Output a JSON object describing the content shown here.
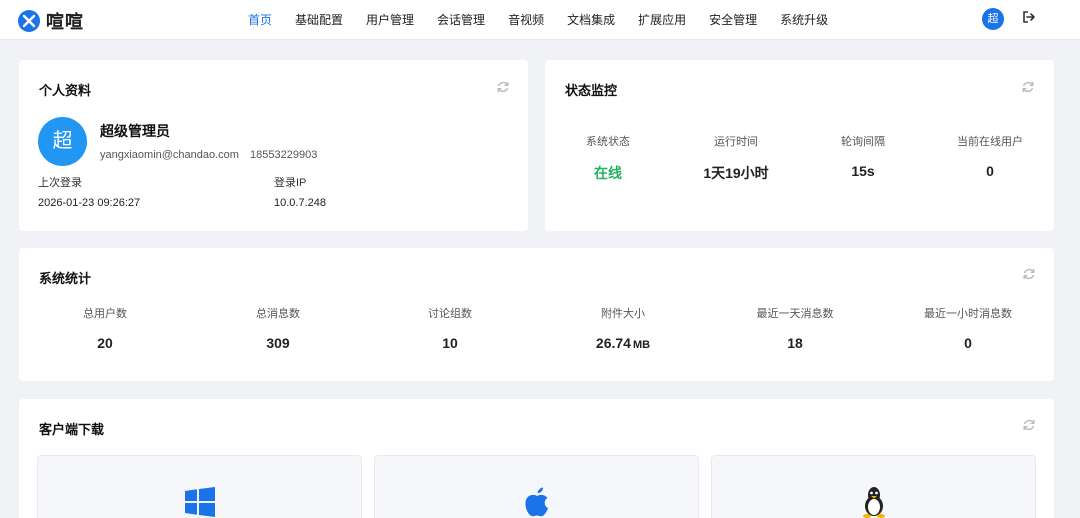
{
  "app": {
    "name": "喧喧",
    "avatar_char": "超"
  },
  "nav": {
    "items": [
      {
        "label": "首页",
        "active": true
      },
      {
        "label": "基础配置"
      },
      {
        "label": "用户管理"
      },
      {
        "label": "会话管理"
      },
      {
        "label": "音视频"
      },
      {
        "label": "文档集成"
      },
      {
        "label": "扩展应用"
      },
      {
        "label": "安全管理"
      },
      {
        "label": "系统升级"
      }
    ]
  },
  "profile": {
    "title": "个人资料",
    "avatar_char": "超",
    "name": "超级管理员",
    "email": "yangxiaomin@chandao.com",
    "phone": "18553229903",
    "last_login_label": "上次登录",
    "last_login_value": "2026-01-23 09:26:27",
    "login_ip_label": "登录IP",
    "login_ip_value": "10.0.7.248"
  },
  "monitor": {
    "title": "状态监控",
    "items": [
      {
        "label": "系统状态",
        "value": "在线"
      },
      {
        "label": "运行时间",
        "value": "1天19小时"
      },
      {
        "label": "轮询间隔",
        "value": "15s"
      },
      {
        "label": "当前在线用户",
        "value": "0"
      }
    ]
  },
  "stats": {
    "title": "系统统计",
    "items": [
      {
        "label": "总用户数",
        "value": "20"
      },
      {
        "label": "总消息数",
        "value": "309"
      },
      {
        "label": "讨论组数",
        "value": "10"
      },
      {
        "label": "附件大小",
        "value": "26.74",
        "unit": "MB"
      },
      {
        "label": "最近一天消息数",
        "value": "18"
      },
      {
        "label": "最近一小时消息数",
        "value": "0"
      }
    ]
  },
  "download": {
    "title": "客户端下载",
    "platforms": [
      "windows-icon",
      "apple-icon",
      "linux-icon"
    ]
  },
  "colors": {
    "accent": "#1a73e8",
    "online": "#22b35e",
    "background": "#f0f2f5"
  }
}
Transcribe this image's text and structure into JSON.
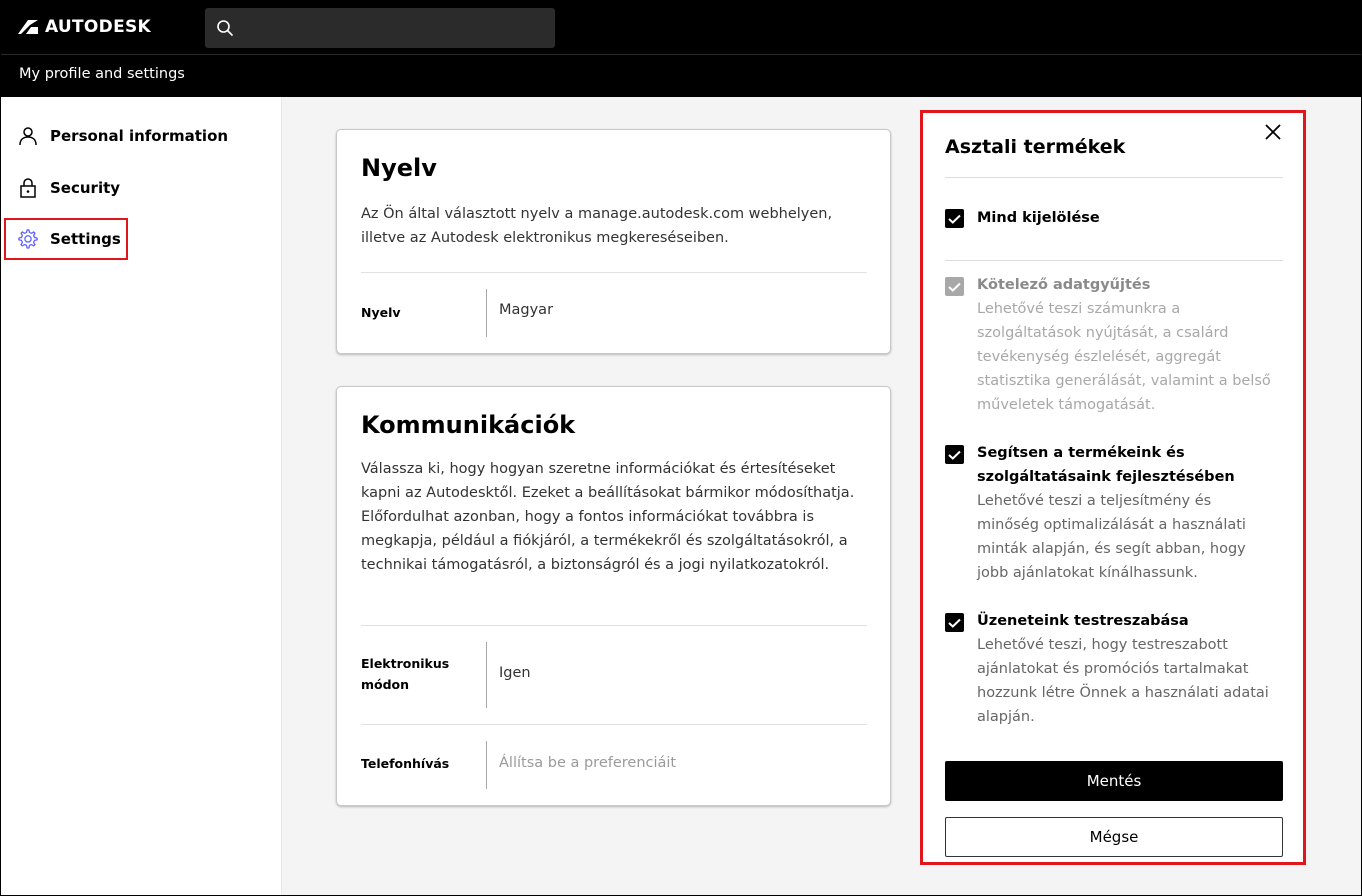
{
  "header": {
    "brand": "AUTODESK",
    "search_placeholder": "",
    "subtitle": "My profile and settings"
  },
  "sidebar": {
    "items": [
      {
        "label": "Personal information",
        "icon": "person-icon",
        "active": false
      },
      {
        "label": "Security",
        "icon": "lock-icon",
        "active": false
      },
      {
        "label": "Settings",
        "icon": "gear-icon",
        "active": true
      }
    ]
  },
  "language_card": {
    "title": "Nyelv",
    "description": "Az Ön által választott nyelv a manage.autodesk.com webhelyen, illetve az Autodesk elektronikus megkereséseiben.",
    "rows": [
      {
        "label": "Nyelv",
        "value": "Magyar"
      }
    ]
  },
  "communications_card": {
    "title": "Kommunikációk",
    "description": "Válassza ki, hogy hogyan szeretne információkat és értesítéseket kapni az Autodesktől. Ezeket a beállításokat bármikor módosíthatja. Előfordulhat azonban, hogy a fontos információkat továbbra is megkapja, például a fiókjáról, a termékekről és szolgáltatásokról, a technikai támogatásról, a biztonságról és a jogi nyilatkozatokról.",
    "rows": [
      {
        "label": "Elektronikus módon",
        "value": "Igen"
      },
      {
        "label": "Telefonhívás",
        "value": "Állítsa be a preferenciáit"
      }
    ]
  },
  "panel": {
    "title": "Asztali termékek",
    "select_all": {
      "label": "Mind kijelölése",
      "checked": true
    },
    "options": [
      {
        "label": "Kötelező adatgyűjtés",
        "description": "Lehetővé teszi számunkra a szolgáltatások nyújtását, a csalárd tevékenység észlelését, aggregát statisztika generálását, valamint a belső műveletek támogatását.",
        "checked": true,
        "disabled": true
      },
      {
        "label": "Segítsen a termékeink és szolgáltatásaink fejlesztésében",
        "description": "Lehetővé teszi a teljesítmény és minőség optimalizálását a használati minták alapján, és segít abban, hogy jobb ajánlatokat kínálhassunk.",
        "checked": true,
        "disabled": false
      },
      {
        "label": "Üzeneteink testreszabása",
        "description": "Lehetővé teszi, hogy testreszabott ajánlatokat és promóciós tartalmakat hozzunk létre Önnek a használati adatai alapján.",
        "checked": true,
        "disabled": false
      }
    ],
    "save_label": "Mentés",
    "cancel_label": "Mégse"
  },
  "colors": {
    "highlight": "#e0161b",
    "accent_icon": "#5f60ff",
    "header_bg": "#000000"
  }
}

> **Your task**: Return all lines containing the word "profile".

> **Answer for the task**:
  "profile": {
    "subtitle": "My profile and settings"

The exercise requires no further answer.